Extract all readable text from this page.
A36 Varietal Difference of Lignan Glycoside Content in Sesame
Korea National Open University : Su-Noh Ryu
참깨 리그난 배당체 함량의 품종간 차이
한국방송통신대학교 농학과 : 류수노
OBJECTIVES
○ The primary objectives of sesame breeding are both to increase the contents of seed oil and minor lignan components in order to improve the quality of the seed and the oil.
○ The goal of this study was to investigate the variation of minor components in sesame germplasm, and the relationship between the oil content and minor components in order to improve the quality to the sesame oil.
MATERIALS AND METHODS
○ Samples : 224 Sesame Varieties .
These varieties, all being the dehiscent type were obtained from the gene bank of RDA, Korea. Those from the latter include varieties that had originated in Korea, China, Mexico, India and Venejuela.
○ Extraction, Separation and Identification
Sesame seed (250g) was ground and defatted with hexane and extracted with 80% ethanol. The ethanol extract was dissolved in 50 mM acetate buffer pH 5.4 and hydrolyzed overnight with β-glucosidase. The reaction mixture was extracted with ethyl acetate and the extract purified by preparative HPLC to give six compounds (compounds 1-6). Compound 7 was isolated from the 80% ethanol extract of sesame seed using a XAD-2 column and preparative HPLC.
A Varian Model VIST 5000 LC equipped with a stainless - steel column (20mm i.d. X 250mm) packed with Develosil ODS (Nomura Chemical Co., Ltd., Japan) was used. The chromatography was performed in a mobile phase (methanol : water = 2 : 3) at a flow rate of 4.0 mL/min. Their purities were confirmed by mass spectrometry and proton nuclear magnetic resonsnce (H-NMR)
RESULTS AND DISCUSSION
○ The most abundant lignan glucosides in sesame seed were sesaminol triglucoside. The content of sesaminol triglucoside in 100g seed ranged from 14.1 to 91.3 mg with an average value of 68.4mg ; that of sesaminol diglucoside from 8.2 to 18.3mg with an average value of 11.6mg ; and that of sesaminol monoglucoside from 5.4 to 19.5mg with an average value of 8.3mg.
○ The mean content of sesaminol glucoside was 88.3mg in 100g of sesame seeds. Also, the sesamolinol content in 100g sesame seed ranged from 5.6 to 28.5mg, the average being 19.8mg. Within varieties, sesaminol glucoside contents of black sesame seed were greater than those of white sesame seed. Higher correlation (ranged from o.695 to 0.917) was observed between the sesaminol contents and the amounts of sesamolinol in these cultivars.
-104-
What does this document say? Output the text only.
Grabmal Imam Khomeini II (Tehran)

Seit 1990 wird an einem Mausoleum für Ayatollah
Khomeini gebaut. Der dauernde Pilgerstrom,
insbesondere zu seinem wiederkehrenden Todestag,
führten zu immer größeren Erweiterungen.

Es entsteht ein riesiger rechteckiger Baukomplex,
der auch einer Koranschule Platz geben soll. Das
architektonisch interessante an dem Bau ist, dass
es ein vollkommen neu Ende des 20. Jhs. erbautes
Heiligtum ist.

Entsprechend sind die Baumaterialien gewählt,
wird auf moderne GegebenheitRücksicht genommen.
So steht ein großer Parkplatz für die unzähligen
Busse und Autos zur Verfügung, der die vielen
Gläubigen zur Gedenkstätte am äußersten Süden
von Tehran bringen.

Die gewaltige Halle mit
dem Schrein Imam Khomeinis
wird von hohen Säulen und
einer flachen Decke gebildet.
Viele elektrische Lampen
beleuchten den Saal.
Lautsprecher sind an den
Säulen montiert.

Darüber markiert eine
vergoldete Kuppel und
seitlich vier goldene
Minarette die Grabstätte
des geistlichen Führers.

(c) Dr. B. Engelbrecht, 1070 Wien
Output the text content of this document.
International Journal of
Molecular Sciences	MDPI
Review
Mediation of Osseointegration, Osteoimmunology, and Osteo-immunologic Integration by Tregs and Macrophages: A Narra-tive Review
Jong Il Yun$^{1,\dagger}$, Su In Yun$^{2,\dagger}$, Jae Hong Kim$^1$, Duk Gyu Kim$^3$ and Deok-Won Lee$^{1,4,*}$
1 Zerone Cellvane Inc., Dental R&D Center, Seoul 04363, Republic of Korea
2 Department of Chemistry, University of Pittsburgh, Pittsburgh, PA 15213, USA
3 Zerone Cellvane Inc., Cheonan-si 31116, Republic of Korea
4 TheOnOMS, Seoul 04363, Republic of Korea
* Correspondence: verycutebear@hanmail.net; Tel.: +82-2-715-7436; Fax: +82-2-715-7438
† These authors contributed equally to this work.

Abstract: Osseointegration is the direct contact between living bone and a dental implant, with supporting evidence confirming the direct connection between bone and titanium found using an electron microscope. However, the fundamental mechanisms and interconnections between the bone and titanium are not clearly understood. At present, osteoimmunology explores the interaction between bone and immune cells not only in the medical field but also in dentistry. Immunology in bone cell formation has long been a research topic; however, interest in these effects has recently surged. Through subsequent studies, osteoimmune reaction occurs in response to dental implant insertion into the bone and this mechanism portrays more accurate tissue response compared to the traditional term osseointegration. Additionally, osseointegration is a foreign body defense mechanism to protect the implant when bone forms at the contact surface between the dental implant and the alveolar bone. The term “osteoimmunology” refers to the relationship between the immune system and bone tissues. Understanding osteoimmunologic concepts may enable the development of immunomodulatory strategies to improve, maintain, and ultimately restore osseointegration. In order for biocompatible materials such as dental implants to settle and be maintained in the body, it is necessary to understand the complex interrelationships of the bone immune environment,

Task prompt:
All of the records should be repeated precisely as written.

Solution:
Extract all readable text from this page.
A36 Varietal Difference of Lignan Glycoside Content in Sesame
Korea National Open University : Su-Noh Ryu
참깨 리그난 배당체 함량의 품종간 차이
한국방송통신대학교 농학과 : 류수노
OBJECTIVES
○ The primary objectives of sesame breeding are both to increase the contents of seed oil and minor lignan components in order to improve the quality of the seed and the oil.
○ The goal of this study was to investigate the variation of minor components in sesame germplasm, and the relationship between the oil content and minor components in order to improve the quality to the sesame oil.
MATERIALS AND METHODS
○ Samples : 224 Sesame Varieties .
These varieties, all being the dehiscent type were obtained from the gene bank of RDA, Korea. Those from the latter include varieties that had originated in Korea, China, Mexico, India and Venejuela.
○ Extraction, Separation and Identification
Sesame seed (250g) was ground and defatted with hexane and extracted with 80% ethanol. The ethanol extract was dissolved in 50 mM acetate buffer pH 5.4 and hydrolyzed overnight with β-glucosidase. The reaction mixture was extracted with ethyl acetate and the extract purified by preparative HPLC to give six compounds (compounds 1-6). Compound 7 was isolated from the 80% ethanol extract of sesame seed using a XAD-2 column and preparative HPLC.
A Varian Model VIST 5000 LC equipped with a stainless - steel column (20mm i.d. X 250mm) packed with Develosil ODS (Nomura Chemical Co., Ltd., Japan) was used. The chromatography was performed in a mobile phase (methanol : water = 2 : 3) at a flow rate of 4.0 mL/min. Their purities were confirmed by mass spectrometry and proton nuclear magnetic resonsnce (H-NMR)
RESULTS AND DISCUSSION
○ The most abundant lignan glucosides in sesame seed were sesaminol triglucoside. The content of sesaminol triglucoside in 100g seed ranged from 14.1 to 91.3 mg with an average value of 68.4mg ; that of sesaminol diglucoside from 8.2 to 18.3mg with an average value of 11.6mg ; and that of sesaminol monoglucoside from 5.4 to 19.5mg with an average value of 8.3mg.
○ The mean content of sesaminol glucoside was 88.3mg in 100g of sesame seeds. Also, the sesamolinol content in 100g sesame seed ranged from 5.6 to 28.5mg, the average being 19.8mg. Within varieties, sesaminol glucoside contents of black sesame seed were greater than those of white sesame seed. Higher correlation (ranged from o.695 to 0.917) was observed between the sesaminol contents and the amounts of sesamolinol in these cultivars.
-104-
What does this document say? Output the text only.
Grabmal Imam Khomeini II (Tehran)

Seit 1990 wird an einem Mausoleum für Ayatollah
Khomeini gebaut. Der dauernde Pilgerstrom,
insbesondere zu seinem wiederkehrenden Todestag,
führten zu immer größeren Erweiterungen.

Es entsteht ein riesiger rechteckiger Baukomplex,
der auch einer Koranschule Platz geben soll. Das
architektonisch interessante an dem Bau ist, dass
es ein vollkommen neu Ende des 20. Jhs. erbautes
Heiligtum ist.

Entsprechend sind die Baumaterialien gewählt,
wird auf moderne GegebenheitRücksicht genommen.
So steht ein großer Parkplatz für die unzähligen
Busse und Autos zur Verfügung, der die vielen
Gläubigen zur Gedenkstätte am äußersten Süden
von Tehran bringen.

Die gewaltige Halle mit
dem Schrein Imam Khomeinis
wird von hohen Säulen und
einer flachen Decke gebildet.
Viele elektrische Lampen
beleuchten den Saal.
Lautsprecher sind an den
Säulen montiert.

Darüber markiert eine
vergoldete Kuppel und
seitlich vier goldene
Minarette die Grabstätte
des geistlichen Führers.

(c) Dr. B. Engelbrecht, 1070 Wien
Output the text content of this document.
International Journal of
Molecular Sciences	MDPI
Review
Mediation of Osseointegration, Osteoimmunology, and Osteo-immunologic Integration by Tregs and Macrophages: A Narra-tive Review
Jong Il Yun$^{1,\dagger}$, Su In Yun$^{2,\dagger}$, Jae Hong Kim$^1$, Duk Gyu Kim$^3$ and Deok-Won Lee$^{1,4,*}$
1 Zerone Cellvane Inc., Dental R&D Center, Seoul 04363, Republic of Korea
2 Department of Chemistry, University of Pittsburgh, Pittsburgh, PA 15213, USA
3 Zerone Cellvane Inc., Cheonan-si 31116, Republic of Korea
4 TheOnOMS, Seoul 04363, Republic of Korea
* Correspondence: verycutebear@hanmail.net; Tel.: +82-2-715-7436; Fax: +82-2-715-7438
† These authors contributed equally to this work.

Abstract: Osseointegration is the direct contact between living bone and a dental implant, with supporting evidence confirming the direct connection between bone and titanium found using an electron microscope. However, the fundamental mechanisms and interconnections between the bone and titanium are not clearly understood. At present, osteoimmunology explores the interaction between bone and immune cells not only in the medical field but also in dentistry. Immunology in bone cell formation has long been a research topic; however, interest in these effects has recently surged. Through subsequent studies, osteoimmune reaction occurs in response to dental implant insertion into the bone and this mechanism portrays more accurate tissue response compared to the traditional term osseointegration. Additionally, osseointegration is a foreign body defense mechanism to protect the implant when bone forms at the contact surface between the dental implant and the alveolar bone. The term “osteoimmunology” refers to the relationship between the immune system and bone tissues. Understanding osteoimmunologic concepts may enable the development of immunomodulatory strategies to improve, maintain, and ultimately restore osseointegration. In order for biocompatible materials such as dental implants to settle and be maintained in the body, it is necessary to understand the complex interrelationships of the bone immune environment,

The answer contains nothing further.